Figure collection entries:
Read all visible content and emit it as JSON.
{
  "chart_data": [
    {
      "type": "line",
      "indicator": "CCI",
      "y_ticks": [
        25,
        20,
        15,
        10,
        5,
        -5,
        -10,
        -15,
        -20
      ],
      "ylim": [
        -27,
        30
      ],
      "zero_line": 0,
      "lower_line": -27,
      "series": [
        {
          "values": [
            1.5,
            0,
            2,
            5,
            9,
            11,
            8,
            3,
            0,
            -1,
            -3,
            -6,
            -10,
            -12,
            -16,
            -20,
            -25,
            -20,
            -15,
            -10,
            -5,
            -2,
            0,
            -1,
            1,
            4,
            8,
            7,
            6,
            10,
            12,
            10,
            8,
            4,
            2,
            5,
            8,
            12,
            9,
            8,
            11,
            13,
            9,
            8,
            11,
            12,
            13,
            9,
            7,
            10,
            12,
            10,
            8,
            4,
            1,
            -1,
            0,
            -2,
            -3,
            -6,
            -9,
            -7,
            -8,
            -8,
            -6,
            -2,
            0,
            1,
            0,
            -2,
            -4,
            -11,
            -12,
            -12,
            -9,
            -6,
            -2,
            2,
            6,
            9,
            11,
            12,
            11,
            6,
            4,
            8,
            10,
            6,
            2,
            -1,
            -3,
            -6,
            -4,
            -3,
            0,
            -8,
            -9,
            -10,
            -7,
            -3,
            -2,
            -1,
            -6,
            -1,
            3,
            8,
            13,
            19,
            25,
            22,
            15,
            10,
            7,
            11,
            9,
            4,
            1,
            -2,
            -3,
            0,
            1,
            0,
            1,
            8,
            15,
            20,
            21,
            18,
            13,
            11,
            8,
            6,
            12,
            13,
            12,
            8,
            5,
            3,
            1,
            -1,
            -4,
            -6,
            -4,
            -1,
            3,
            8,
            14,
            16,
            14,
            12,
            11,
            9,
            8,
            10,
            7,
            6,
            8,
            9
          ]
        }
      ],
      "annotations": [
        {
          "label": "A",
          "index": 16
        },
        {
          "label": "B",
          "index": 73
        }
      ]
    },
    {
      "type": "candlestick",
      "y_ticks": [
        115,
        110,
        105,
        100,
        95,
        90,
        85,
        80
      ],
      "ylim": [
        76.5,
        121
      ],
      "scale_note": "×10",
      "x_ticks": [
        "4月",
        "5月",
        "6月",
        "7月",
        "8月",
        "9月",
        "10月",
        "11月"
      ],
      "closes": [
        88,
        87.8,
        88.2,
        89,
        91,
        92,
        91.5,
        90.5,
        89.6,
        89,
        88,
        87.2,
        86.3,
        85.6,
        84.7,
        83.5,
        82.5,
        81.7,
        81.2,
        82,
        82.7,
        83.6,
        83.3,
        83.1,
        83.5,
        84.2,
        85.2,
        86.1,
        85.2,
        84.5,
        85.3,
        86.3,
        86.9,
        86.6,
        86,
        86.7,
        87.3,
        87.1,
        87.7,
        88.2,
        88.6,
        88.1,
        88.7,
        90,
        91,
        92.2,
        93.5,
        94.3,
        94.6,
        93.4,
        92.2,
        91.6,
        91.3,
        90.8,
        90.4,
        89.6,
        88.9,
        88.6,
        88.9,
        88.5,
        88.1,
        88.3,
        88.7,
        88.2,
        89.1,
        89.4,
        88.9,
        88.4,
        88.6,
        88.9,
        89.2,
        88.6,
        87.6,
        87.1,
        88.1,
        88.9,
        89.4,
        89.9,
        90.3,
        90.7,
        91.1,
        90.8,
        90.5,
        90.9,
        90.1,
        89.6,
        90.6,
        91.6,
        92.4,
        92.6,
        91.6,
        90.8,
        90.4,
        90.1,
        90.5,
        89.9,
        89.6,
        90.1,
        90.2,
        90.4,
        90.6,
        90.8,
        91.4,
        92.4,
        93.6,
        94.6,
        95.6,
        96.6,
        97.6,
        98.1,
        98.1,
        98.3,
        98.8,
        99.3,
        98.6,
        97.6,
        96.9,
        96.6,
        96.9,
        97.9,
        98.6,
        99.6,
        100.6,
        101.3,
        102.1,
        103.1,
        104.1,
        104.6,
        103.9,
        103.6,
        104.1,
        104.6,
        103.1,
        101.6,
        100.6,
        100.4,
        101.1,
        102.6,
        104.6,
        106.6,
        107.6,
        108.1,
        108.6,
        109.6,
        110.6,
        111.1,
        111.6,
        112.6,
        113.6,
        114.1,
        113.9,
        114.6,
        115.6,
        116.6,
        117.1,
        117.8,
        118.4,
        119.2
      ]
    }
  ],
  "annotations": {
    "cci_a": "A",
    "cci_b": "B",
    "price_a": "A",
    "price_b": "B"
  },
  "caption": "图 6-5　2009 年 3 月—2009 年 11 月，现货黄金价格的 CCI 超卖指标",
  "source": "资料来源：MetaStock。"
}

**Set exercise:** Reproduce all of the records exactly.

**Exercise output:**
Read all visible content and emit it as JSON.
{
  "chart_data": [
    {
      "type": "line",
      "indicator": "CCI",
      "y_ticks": [
        25,
        20,
        15,
        10,
        5,
        -5,
        -10,
        -15,
        -20
      ],
      "ylim": [
        -27,
        30
      ],
      "zero_line": 0,
      "lower_line": -27,
      "series": [
        {
          "values": [
            1.5,
            0,
            2,
            5,
            9,
            11,
            8,
            3,
            0,
            -1,
            -3,
            -6,
            -10,
            -12,
            -16,
            -20,
            -25,
            -20,
            -15,
            -10,
            -5,
            -2,
            0,
            -1,
            1,
            4,
            8,
            7,
            6,
            10,
            12,
            10,
            8,
            4,
            2,
            5,
            8,
            12,
            9,
            8,
            11,
            13,
            9,
            8,
            11,
            12,
            13,
            9,
            7,
            10,
            12,
            10,
            8,
            4,
            1,
            -1,
            0,
            -2,
            -3,
            -6,
            -9,
            -7,
            -8,
            -8,
            -6,
            -2,
            0,
            1,
            0,
            -2,
            -4,
            -11,
            -12,
            -12,
            -9,
            -6,
            -2,
            2,
            6,
            9,
            11,
            12,
            11,
            6,
            4,
            8,
            10,
            6,
            2,
            -1,
            -3,
            -6,
            -4,
            -3,
            0,
            -8,
            -9,
            -10,
            -7,
            -3,
            -2,
            -1,
            -6,
            -1,
            3,
            8,
            13,
            19,
            25,
            22,
            15,
            10,
            7,
            11,
            9,
            4,
            1,
            -2,
            -3,
            0,
            1,
            0,
            1,
            8,
            15,
            20,
            21,
            18,
            13,
            11,
            8,
            6,
            12,
            13,
            12,
            8,
            5,
            3,
            1,
            -1,
            -4,
            -6,
            -4,
            -1,
            3,
            8,
            14,
            16,
            14,
            12,
            11,
            9,
            8,
            10,
            7,
            6,
            8,
            9
          ]
        }
      ],
      "annotations": [
        {
          "label": "A",
          "index": 16
        },
        {
          "label": "B",
          "index": 73
        }
      ]
    },
    {
      "type": "candlestick",
      "y_ticks": [
        115,
        110,
        105,
        100,
        95,
        90,
        85,
        80
      ],
      "ylim": [
        76.5,
        121
      ],
      "scale_note": "×10",
      "x_ticks": [
        "4月",
        "5月",
        "6月",
        "7月",
        "8月",
        "9月",
        "10月",
        "11月"
      ],
      "closes": [
        88,
        87.8,
        88.2,
        89,
        91,
        92,
        91.5,
        90.5,
        89.6,
        89,
        88,
        87.2,
        86.3,
        85.6,
        84.7,
        83.5,
        82.5,
        81.7,
        81.2,
        82,
        82.7,
        83.6,
        83.3,
        83.1,
        83.5,
        84.2,
        85.2,
        86.1,
        85.2,
        84.5,
        85.3,
        86.3,
        86.9,
        86.6,
        86,
        86.7,
        87.3,
        87.1,
        87.7,
        88.2,
        88.6,
        88.1,
        88.7,
        90,
        91,
        92.2,
        93.5,
        94.3,
        94.6,
        93.4,
        92.2,
        91.6,
        91.3,
        90.8,
        90.4,
        89.6,
        88.9,
        88.6,
        88.9,
        88.5,
        88.1,
        88.3,
        88.7,
        88.2,
        89.1,
        89.4,
        88.9,
        88.4,
        88.6,
        88.9,
        89.2,
        88.6,
        87.6,
        87.1,
        88.1,
        88.9,
        89.4,
        89.9,
        90.3,
        90.7,
        91.1,
        90.8,
        90.5,
        90.9,
        90.1,
        89.6,
        90.6,
        91.6,
        92.4,
        92.6,
        91.6,
        90.8,
        90.4,
        90.1,
        90.5,
        89.9,
        89.6,
        90.1,
        90.2,
        90.4,
        90.6,
        90.8,
        91.4,
        92.4,
        93.6,
        94.6,
        95.6,
        96.6,
        97.6,
        98.1,
        98.1,
        98.3,
        98.8,
        99.3,
        98.6,
        97.6,
        96.9,
        96.6,
        96.9,
        97.9,
        98.6,
        99.6,
        100.6,
        101.3,
        102.1,
        103.1,
        104.1,
        104.6,
        103.9,
        103.6,
        104.1,
        104.6,
        103.1,
        101.6,
        100.6,
        100.4,
        101.1,
        102.6,
        104.6,
        106.6,
        107.6,
        108.1,
        108.6,
        109.6,
        110.6,
        111.1,
        111.6,
        112.6,
        113.6,
        114.1,
        113.9,
        114.6,
        115.6,
        116.6,
        117.1,
        117.8,
        118.4,
        119.2
      ]
    }
  ],
  "annotations": {
    "cci_a": "A",
    "cci_b": "B",
    "price_a": "A",
    "price_b": "B"
  },
  "caption": "图 6-5　2009 年 3 月—2009 年 11 月，现货黄金价格的 CCI 超卖指标",
  "source": "资料来源：MetaStock。"
}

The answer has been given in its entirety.